┏━━
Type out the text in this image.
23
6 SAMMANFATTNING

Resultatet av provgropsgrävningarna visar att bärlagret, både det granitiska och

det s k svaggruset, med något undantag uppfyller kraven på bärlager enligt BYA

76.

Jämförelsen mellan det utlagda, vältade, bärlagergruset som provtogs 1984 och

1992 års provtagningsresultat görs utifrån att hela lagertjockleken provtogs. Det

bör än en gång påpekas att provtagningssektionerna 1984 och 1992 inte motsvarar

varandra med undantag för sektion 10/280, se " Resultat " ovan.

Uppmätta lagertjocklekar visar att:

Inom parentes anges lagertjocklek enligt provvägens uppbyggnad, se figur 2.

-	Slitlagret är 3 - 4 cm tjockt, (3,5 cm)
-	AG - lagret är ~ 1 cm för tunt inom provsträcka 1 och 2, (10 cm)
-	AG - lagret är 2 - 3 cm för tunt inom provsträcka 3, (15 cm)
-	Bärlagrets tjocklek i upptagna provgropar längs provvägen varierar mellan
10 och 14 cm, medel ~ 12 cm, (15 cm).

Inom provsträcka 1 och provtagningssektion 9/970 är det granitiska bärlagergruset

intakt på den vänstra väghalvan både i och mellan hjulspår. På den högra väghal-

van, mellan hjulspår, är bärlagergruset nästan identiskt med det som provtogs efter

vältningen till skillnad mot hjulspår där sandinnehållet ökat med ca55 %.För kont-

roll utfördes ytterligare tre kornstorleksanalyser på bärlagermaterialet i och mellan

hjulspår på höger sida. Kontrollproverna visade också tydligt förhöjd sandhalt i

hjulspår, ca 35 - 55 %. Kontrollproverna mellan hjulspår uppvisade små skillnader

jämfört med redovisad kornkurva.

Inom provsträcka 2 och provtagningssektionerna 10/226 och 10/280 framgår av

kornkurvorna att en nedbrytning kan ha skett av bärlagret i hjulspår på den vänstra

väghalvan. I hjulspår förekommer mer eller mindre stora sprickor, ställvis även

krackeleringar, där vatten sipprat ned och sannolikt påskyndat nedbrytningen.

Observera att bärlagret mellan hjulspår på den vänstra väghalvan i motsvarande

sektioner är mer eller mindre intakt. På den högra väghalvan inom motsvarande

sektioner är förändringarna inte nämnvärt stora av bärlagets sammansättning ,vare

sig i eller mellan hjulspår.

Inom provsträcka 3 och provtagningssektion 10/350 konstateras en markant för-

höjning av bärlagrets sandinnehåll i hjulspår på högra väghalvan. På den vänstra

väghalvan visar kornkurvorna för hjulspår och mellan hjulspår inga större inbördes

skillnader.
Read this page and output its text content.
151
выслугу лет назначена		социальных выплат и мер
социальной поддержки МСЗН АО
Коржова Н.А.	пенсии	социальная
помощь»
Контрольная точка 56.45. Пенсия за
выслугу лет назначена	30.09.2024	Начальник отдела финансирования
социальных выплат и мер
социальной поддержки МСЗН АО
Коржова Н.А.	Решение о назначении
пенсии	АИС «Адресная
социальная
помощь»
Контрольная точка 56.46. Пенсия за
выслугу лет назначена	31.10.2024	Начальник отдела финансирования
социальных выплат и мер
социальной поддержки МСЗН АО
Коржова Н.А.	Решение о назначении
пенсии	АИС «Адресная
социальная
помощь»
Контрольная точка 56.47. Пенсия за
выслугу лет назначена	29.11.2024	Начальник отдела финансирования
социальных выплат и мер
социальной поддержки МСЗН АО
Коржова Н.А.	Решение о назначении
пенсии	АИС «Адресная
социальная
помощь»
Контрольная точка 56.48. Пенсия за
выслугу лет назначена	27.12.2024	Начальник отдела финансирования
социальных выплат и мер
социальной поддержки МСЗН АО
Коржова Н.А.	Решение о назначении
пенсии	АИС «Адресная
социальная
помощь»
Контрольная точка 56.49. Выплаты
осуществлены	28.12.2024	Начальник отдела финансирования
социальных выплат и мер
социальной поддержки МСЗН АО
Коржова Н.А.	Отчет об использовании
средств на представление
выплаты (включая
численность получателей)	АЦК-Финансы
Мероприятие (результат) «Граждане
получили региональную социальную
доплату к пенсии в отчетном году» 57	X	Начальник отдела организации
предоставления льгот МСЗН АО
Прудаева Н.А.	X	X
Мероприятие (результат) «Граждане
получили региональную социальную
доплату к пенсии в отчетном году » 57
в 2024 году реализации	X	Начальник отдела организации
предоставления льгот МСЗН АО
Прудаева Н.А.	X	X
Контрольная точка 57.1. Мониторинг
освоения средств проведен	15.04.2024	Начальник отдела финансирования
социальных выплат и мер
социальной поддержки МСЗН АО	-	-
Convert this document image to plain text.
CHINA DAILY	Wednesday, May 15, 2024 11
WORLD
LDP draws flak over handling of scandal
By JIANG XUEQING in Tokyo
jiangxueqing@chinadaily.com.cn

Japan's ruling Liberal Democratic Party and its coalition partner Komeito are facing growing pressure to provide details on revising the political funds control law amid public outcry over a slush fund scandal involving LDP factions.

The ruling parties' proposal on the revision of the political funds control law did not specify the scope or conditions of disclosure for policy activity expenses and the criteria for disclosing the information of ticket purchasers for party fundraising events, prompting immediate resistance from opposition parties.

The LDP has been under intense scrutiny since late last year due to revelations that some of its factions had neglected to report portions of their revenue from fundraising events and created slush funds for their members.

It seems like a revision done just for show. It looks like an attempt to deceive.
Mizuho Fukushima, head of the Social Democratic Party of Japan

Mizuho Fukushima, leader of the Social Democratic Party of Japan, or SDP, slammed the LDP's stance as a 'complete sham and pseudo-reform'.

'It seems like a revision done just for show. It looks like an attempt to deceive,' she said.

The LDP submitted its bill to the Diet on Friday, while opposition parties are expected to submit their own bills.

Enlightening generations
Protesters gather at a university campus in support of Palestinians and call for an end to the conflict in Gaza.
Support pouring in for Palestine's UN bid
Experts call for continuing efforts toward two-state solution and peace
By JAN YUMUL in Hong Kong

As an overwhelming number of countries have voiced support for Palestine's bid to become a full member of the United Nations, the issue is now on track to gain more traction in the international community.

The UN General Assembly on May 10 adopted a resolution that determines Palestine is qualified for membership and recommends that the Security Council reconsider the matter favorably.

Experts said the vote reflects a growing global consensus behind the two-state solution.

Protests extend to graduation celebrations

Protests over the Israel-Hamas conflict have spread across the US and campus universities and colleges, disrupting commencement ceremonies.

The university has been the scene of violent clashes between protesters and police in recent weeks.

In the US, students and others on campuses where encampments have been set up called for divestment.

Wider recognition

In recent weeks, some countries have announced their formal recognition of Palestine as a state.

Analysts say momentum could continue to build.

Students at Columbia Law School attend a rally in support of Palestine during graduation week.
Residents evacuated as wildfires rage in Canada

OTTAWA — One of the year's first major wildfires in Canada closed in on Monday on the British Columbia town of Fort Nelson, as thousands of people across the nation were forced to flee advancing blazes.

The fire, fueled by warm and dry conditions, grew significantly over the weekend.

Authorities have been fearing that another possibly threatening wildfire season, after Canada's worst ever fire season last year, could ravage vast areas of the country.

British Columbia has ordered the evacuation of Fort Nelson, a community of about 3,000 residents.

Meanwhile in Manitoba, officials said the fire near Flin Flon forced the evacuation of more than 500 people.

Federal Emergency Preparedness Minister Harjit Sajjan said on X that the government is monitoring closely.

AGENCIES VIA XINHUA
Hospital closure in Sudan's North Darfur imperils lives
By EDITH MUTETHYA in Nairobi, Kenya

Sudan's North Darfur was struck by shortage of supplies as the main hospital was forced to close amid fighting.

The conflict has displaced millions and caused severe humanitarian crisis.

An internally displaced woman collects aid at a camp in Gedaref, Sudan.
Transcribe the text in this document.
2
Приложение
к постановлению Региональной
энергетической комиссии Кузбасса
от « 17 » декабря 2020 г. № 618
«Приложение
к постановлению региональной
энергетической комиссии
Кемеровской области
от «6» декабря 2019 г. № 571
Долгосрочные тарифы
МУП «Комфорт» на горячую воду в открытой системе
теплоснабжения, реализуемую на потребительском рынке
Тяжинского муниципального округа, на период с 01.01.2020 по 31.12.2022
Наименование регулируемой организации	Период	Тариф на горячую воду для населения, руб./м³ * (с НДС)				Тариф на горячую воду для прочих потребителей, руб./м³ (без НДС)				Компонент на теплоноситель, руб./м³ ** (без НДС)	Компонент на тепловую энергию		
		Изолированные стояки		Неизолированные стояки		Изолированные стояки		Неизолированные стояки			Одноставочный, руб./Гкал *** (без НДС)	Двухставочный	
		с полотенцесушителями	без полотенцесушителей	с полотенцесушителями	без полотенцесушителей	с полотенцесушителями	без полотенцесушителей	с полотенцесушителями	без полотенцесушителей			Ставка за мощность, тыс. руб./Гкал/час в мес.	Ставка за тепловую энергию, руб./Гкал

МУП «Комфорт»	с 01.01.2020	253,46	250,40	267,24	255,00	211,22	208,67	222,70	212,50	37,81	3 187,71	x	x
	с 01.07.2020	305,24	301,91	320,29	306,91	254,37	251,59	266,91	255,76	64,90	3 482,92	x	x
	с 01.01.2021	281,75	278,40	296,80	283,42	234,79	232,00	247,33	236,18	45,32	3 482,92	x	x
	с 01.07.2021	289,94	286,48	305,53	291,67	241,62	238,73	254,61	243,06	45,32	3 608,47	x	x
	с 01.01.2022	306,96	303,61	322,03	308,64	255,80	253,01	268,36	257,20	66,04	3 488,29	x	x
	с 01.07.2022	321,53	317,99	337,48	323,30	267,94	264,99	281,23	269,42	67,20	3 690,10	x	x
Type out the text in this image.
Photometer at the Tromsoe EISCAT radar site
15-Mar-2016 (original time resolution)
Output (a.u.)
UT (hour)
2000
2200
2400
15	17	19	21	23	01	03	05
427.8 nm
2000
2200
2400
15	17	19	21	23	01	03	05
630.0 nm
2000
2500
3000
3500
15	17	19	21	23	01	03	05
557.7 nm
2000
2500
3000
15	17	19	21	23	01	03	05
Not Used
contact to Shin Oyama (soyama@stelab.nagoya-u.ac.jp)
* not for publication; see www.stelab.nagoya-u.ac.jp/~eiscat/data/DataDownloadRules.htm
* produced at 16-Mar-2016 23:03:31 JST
┗━━
■ Aim
Go through the entries and return each line where the word "skillnader" appears.

■ Solution to the problem
hjulspår, ca 35 - 55 %. Kontrollproverna mellan hjulspår uppvisade små skillnader
skillnader.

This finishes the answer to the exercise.